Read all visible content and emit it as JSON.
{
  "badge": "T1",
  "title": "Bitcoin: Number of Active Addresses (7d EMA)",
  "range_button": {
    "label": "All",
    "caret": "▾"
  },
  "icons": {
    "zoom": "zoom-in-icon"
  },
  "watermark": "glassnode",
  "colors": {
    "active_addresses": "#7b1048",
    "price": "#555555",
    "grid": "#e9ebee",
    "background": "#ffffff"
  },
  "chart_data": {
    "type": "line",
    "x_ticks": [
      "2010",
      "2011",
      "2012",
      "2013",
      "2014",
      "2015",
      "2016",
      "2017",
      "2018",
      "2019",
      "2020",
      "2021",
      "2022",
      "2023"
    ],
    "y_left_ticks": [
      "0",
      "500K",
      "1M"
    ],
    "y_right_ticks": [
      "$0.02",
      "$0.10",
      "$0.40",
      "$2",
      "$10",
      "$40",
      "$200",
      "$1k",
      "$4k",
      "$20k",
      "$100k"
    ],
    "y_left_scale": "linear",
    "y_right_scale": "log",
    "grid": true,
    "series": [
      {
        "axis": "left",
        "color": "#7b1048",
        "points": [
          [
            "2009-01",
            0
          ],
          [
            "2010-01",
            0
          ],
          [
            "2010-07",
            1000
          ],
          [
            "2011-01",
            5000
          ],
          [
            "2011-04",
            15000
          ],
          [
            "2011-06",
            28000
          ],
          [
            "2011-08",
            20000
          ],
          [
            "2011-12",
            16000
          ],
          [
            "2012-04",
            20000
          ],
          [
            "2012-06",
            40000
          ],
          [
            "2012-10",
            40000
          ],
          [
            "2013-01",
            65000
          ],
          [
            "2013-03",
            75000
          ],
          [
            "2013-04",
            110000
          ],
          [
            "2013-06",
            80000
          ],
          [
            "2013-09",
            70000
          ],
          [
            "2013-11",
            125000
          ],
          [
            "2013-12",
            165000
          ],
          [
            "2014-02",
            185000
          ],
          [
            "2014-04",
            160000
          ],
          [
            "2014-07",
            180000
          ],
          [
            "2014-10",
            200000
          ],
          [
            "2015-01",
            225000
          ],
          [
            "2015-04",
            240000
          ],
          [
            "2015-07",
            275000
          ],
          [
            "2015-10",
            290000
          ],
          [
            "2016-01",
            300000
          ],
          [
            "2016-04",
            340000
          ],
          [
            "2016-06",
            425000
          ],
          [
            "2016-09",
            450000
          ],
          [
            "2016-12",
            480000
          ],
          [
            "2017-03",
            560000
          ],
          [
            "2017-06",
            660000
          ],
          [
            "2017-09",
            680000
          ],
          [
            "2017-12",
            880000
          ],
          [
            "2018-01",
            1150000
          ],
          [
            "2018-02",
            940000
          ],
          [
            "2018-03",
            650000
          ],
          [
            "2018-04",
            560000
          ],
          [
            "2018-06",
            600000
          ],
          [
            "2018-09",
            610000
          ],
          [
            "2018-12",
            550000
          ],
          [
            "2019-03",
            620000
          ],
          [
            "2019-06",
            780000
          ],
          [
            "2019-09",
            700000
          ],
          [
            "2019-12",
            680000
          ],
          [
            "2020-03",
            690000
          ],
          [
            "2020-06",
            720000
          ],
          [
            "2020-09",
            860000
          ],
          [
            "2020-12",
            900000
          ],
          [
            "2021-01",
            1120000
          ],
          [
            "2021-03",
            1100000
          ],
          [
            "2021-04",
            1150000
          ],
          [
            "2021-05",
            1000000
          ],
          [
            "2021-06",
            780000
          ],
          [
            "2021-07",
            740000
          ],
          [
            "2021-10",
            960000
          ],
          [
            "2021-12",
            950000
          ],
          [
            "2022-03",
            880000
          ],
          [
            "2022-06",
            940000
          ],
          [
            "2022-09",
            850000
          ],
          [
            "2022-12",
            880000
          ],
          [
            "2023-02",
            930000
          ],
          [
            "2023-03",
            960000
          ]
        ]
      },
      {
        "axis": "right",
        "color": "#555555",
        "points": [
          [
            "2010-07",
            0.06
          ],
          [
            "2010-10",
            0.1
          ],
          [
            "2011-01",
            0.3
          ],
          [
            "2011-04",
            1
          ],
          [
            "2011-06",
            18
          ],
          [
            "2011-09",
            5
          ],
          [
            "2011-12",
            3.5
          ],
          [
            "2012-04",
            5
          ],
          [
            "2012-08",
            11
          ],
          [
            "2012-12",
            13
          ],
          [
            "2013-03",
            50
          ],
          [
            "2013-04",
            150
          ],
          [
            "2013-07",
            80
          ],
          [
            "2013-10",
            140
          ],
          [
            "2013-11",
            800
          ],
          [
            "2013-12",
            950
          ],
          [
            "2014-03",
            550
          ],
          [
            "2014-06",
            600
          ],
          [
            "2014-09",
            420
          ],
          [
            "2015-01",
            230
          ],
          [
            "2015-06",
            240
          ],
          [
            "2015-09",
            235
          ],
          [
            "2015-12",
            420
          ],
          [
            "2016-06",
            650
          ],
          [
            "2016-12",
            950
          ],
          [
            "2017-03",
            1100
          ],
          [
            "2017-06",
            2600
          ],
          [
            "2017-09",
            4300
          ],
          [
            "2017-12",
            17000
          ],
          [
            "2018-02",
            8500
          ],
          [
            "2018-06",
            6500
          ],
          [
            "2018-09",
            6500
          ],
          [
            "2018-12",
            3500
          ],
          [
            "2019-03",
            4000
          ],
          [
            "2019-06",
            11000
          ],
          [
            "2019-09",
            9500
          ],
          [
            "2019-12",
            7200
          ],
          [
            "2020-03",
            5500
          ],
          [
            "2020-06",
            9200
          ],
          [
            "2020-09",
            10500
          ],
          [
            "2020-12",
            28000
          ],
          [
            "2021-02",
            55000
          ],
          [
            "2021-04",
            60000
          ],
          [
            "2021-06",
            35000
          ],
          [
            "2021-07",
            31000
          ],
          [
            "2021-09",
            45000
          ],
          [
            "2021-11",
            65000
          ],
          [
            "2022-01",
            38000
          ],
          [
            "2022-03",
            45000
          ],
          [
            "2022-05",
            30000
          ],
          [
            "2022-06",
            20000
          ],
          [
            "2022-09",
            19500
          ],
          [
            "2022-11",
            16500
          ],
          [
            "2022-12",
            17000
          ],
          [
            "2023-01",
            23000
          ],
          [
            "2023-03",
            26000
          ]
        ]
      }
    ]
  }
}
____________________
■ **Required work**
Make an exact copy of all the data.

■ **Task solution**
Read all visible content and emit it as JSON.
{
  "badge": "T1",
  "title": "Bitcoin: Number of Active Addresses (7d EMA)",
  "range_button": {
    "label": "All",
    "caret": "▾"
  },
  "icons": {
    "zoom": "zoom-in-icon"
  },
  "watermark": "glassnode",
  "colors": {
    "active_addresses": "#7b1048",
    "price": "#555555",
    "grid": "#e9ebee",
    "background": "#ffffff"
  },
  "chart_data": {
    "type": "line",
    "x_ticks": [
      "2010",
      "2011",
      "2012",
      "2013",
      "2014",
      "2015",
      "2016",
      "2017",
      "2018",
      "2019",
      "2020",
      "2021",
      "2022",
      "2023"
    ],
    "y_left_ticks": [
      "0",
      "500K",
      "1M"
    ],
    "y_right_ticks": [
      "$0.02",
      "$0.10",
      "$0.40",
      "$2",
      "$10",
      "$40",
      "$200",
      "$1k",
      "$4k",
      "$20k",
      "$100k"
    ],
    "y_left_scale": "linear",
    "y_right_scale": "log",
    "grid": true,
    "series": [
      {
        "axis": "left",
        "color": "#7b1048",
        "points": [
          [
            "2009-01",
            0
          ],
          [
            "2010-01",
            0
          ],
          [
            "2010-07",
            1000
          ],
          [
            "2011-01",
            5000
          ],
          [
            "2011-04",
            15000
          ],
          [
            "2011-06",
            28000
          ],
          [
            "2011-08",
            20000
          ],
          [
            "2011-12",
            16000
          ],
          [
            "2012-04",
            20000
          ],
          [
            "2012-06",
            40000
          ],
          [
            "2012-10",
            40000
          ],
          [
            "2013-01",
            65000
          ],
          [
            "2013-03",
            75000
          ],
          [
            "2013-04",
            110000
          ],
          [
            "2013-06",
            80000
          ],
          [
            "2013-09",
            70000
          ],
          [
            "2013-11",
            125000
          ],
          [
            "2013-12",
            165000
          ],
          [
            "2014-02",
            185000
          ],
          [
            "2014-04",
            160000
          ],
          [
            "2014-07",
            180000
          ],
          [
            "2014-10",
            200000
          ],
          [
            "2015-01",
            225000
          ],
          [
            "2015-04",
            240000
          ],
          [
            "2015-07",
            275000
          ],
          [
            "2015-10",
            290000
          ],
          [
            "2016-01",
            300000
          ],
          [
            "2016-04",
            340000
          ],
          [
            "2016-06",
            425000
          ],
          [
            "2016-09",
            450000
          ],
          [
            "2016-12",
            480000
          ],
          [
            "2017-03",
            560000
          ],
          [
            "2017-06",
            660000
          ],
          [
            "2017-09",
            680000
          ],
          [
            "2017-12",
            880000
          ],
          [
            "2018-01",
            1150000
          ],
          [
            "2018-02",
            940000
          ],
          [
            "2018-03",
            650000
          ],
          [
            "2018-04",
            560000
          ],
          [
            "2018-06",
            600000
          ],
          [
            "2018-09",
            610000
          ],
          [
            "2018-12",
            550000
          ],
          [
            "2019-03",
            620000
          ],
          [
            "2019-06",
            780000
          ],
          [
            "2019-09",
            700000
          ],
          [
            "2019-12",
            680000
          ],
          [
            "2020-03",
            690000
          ],
          [
            "2020-06",
            720000
          ],
          [
            "2020-09",
            860000
          ],
          [
            "2020-12",
            900000
          ],
          [
            "2021-01",
            1120000
          ],
          [
            "2021-03",
            1100000
          ],
          [
            "2021-04",
            1150000
          ],
          [
            "2021-05",
            1000000
          ],
          [
            "2021-06",
            780000
          ],
          [
            "2021-07",
            740000
          ],
          [
            "2021-10",
            960000
          ],
          [
            "2021-12",
            950000
          ],
          [
            "2022-03",
            880000
          ],
          [
            "2022-06",
            940000
          ],
          [
            "2022-09",
            850000
          ],
          [
            "2022-12",
            880000
          ],
          [
            "2023-02",
            930000
          ],
          [
            "2023-03",
            960000
          ]
        ]
      },
      {
        "axis": "right",
        "color": "#555555",
        "points": [
          [
            "2010-07",
            0.06
          ],
          [
            "2010-10",
            0.1
          ],
          [
            "2011-01",
            0.3
          ],
          [
            "2011-04",
            1
          ],
          [
            "2011-06",
            18
          ],
          [
            "2011-09",
            5
          ],
          [
            "2011-12",
            3.5
          ],
          [
            "2012-04",
            5
          ],
          [
            "2012-08",
            11
          ],
          [
            "2012-12",
            13
          ],
          [
            "2013-03",
            50
          ],
          [
            "2013-04",
            150
          ],
          [
            "2013-07",
            80
          ],
          [
            "2013-10",
            140
          ],
          [
            "2013-11",
            800
          ],
          [
            "2013-12",
            950
          ],
          [
            "2014-03",
            550
          ],
          [
            "2014-06",
            600
          ],
          [
            "2014-09",
            420
          ],
          [
            "2015-01",
            230
          ],
          [
            "2015-06",
            240
          ],
          [
            "2015-09",
            235
          ],
          [
            "2015-12",
            420
          ],
          [
            "2016-06",
            650
          ],
          [
            "2016-12",
            950
          ],
          [
            "2017-03",
            1100
          ],
          [
            "2017-06",
            2600
          ],
          [
            "2017-09",
            4300
          ],
          [
            "2017-12",
            17000
          ],
          [
            "2018-02",
            8500
          ],
          [
            "2018-06",
            6500
          ],
          [
            "2018-09",
            6500
          ],
          [
            "2018-12",
            3500
          ],
          [
            "2019-03",
            4000
          ],
          [
            "2019-06",
            11000
          ],
          [
            "2019-09",
            9500
          ],
          [
            "2019-12",
            7200
          ],
          [
            "2020-03",
            5500
          ],
          [
            "2020-06",
            9200
          ],
          [
            "2020-09",
            10500
          ],
          [
            "2020-12",
            28000
          ],
          [
            "2021-02",
            55000
          ],
          [
            "2021-04",
            60000
          ],
          [
            "2021-06",
            35000
          ],
          [
            "2021-07",
            31000
          ],
          [
            "2021-09",
            45000
          ],
          [
            "2021-11",
            65000
          ],
          [
            "2022-01",
            38000
          ],
          [
            "2022-03",
            45000
          ],
          [
            "2022-05",
            30000
          ],
          [
            "2022-06",
            20000
          ],
          [
            "2022-09",
            19500
          ],
          [
            "2022-11",
            16500
          ],
          [
            "2022-12",
            17000
          ],
          [
            "2023-01",
            23000
          ],
          [
            "2023-03",
            26000
          ]
        ]
      }
    ]
  }
}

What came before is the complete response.